* **What is asked**
Check each line of the listing below for the string "Республика", and give only how many lines hold it.

--- START OF Raw data ---

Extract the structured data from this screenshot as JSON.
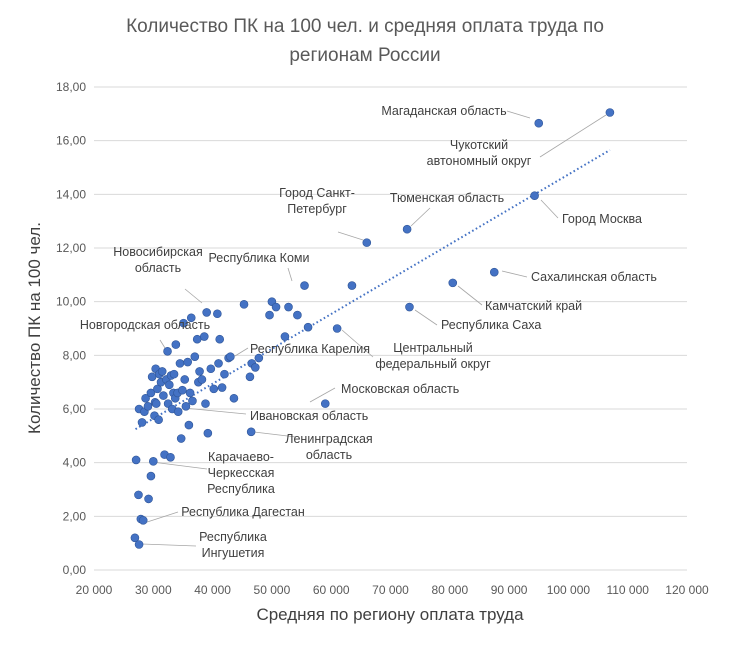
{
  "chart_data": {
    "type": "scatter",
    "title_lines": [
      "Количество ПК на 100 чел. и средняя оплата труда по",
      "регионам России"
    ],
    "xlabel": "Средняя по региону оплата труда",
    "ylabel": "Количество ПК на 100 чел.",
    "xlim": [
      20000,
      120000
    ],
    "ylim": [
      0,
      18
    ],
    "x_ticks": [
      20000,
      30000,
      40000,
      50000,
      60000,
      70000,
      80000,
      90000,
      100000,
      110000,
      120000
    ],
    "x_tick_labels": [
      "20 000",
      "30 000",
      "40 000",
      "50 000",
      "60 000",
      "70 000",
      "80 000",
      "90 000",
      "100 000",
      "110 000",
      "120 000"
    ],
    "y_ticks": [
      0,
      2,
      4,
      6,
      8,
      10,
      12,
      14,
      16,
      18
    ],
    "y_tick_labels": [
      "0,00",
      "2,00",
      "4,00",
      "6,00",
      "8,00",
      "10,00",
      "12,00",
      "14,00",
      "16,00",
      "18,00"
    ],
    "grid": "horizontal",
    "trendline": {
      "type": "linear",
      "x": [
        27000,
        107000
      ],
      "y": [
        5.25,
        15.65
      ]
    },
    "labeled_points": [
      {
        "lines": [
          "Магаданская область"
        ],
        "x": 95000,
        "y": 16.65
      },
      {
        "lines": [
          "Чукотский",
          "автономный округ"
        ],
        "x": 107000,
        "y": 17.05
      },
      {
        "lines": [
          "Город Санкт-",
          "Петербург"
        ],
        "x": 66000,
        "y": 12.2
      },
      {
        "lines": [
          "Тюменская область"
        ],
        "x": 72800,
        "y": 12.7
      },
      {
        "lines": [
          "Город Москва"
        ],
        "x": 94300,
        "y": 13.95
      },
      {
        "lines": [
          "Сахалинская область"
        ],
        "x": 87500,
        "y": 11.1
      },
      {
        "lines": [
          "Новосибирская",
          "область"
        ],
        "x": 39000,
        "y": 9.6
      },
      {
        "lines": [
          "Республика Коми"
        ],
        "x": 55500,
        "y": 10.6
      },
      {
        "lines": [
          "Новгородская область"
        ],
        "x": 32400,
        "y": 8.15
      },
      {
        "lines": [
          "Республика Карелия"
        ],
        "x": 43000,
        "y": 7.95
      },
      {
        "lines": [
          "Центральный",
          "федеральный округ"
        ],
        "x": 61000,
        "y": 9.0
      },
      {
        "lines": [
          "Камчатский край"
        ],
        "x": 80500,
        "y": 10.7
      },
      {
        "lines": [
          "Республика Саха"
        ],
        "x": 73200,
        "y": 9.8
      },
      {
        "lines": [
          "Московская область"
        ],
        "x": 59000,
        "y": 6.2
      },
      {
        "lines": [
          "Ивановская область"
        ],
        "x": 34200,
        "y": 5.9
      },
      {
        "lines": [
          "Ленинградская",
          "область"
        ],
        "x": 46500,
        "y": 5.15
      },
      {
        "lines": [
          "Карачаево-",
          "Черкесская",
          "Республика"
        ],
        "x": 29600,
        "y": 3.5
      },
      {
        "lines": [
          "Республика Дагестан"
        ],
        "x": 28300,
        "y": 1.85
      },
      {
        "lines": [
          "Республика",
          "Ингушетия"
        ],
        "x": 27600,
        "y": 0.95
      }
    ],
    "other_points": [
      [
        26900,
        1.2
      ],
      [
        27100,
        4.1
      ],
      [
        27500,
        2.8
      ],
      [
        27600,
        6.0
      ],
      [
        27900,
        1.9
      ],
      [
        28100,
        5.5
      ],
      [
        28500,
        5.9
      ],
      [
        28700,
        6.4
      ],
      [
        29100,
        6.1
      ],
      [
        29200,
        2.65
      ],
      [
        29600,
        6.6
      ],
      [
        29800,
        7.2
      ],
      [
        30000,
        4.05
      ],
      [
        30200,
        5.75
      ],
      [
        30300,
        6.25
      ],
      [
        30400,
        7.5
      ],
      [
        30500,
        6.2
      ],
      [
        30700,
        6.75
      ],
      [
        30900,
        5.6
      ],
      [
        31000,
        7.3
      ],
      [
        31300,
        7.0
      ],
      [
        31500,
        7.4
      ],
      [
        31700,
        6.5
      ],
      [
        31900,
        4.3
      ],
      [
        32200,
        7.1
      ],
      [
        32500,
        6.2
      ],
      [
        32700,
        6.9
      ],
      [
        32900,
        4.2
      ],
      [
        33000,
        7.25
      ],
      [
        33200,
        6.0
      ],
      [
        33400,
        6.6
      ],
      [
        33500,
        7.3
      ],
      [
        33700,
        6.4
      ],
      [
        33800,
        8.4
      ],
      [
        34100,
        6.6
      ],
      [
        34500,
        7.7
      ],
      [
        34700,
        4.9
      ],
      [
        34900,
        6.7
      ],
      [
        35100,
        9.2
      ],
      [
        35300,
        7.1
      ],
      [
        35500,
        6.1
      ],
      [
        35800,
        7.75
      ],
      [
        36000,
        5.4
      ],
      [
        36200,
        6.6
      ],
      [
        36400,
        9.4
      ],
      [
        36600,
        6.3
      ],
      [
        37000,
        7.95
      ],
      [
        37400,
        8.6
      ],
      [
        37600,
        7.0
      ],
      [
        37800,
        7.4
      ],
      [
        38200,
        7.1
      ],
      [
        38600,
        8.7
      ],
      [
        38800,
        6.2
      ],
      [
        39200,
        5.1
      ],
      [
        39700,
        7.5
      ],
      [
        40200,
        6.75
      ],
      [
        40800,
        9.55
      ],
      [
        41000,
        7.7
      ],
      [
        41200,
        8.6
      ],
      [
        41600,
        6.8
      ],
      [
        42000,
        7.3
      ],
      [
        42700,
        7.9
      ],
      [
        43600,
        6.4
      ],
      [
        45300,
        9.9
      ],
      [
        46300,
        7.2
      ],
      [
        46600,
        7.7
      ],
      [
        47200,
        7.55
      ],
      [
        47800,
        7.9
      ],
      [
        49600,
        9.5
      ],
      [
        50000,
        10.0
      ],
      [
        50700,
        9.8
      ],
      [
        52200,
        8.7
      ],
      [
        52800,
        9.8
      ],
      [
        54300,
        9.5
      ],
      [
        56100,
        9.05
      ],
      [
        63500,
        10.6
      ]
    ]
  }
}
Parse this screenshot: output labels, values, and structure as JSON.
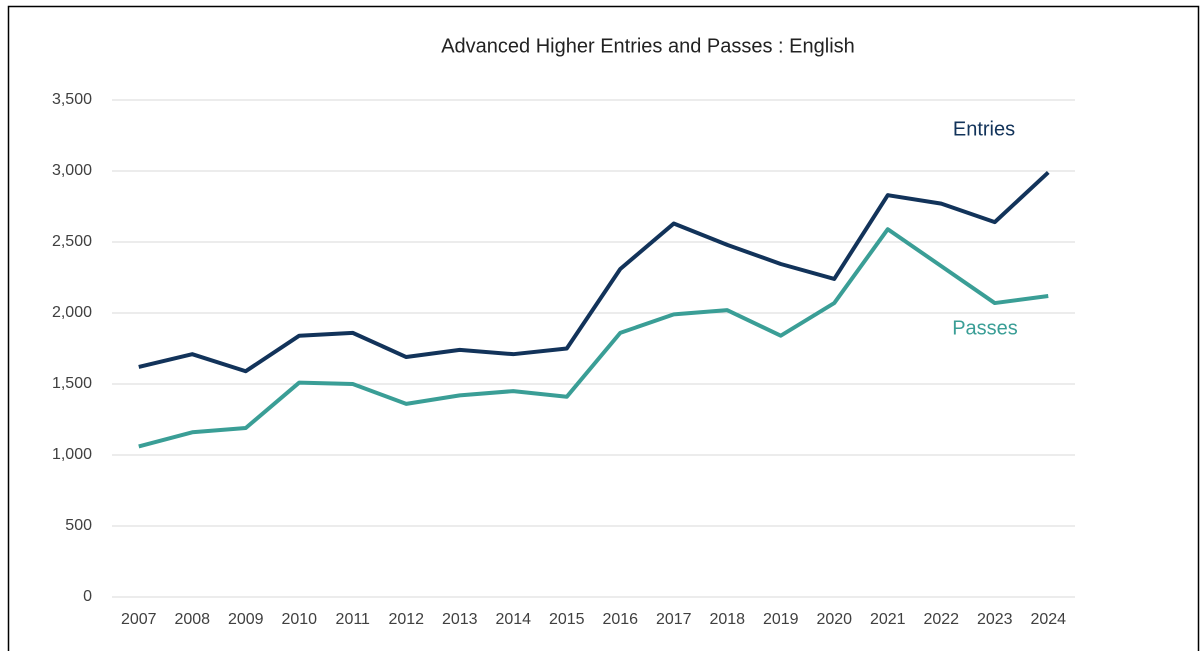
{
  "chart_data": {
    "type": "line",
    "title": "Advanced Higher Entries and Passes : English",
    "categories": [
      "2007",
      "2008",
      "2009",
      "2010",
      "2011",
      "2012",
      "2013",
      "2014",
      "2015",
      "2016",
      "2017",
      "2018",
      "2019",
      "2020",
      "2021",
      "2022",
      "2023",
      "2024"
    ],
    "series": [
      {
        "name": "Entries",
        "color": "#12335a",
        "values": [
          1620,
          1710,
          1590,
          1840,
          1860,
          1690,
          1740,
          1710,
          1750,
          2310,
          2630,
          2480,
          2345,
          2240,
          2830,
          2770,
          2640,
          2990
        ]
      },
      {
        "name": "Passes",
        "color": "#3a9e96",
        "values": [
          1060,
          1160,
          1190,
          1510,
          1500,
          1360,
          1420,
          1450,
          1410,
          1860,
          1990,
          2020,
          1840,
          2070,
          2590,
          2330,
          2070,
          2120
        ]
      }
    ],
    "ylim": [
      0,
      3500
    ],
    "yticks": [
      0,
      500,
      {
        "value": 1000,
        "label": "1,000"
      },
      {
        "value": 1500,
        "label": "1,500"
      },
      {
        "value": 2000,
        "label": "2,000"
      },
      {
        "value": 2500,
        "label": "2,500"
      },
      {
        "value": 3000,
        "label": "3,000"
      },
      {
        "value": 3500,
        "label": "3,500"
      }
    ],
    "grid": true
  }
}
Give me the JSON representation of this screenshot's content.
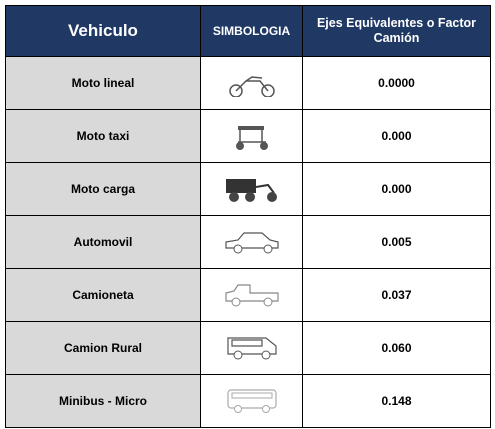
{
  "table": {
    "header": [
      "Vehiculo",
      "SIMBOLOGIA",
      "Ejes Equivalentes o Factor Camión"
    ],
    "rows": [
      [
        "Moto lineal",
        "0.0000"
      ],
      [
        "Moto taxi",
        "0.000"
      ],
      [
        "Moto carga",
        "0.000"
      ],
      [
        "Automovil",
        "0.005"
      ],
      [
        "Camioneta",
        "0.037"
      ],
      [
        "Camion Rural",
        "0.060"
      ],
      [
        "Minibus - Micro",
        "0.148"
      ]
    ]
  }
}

--- END OF Raw data ---

* **Solution to the problem**
6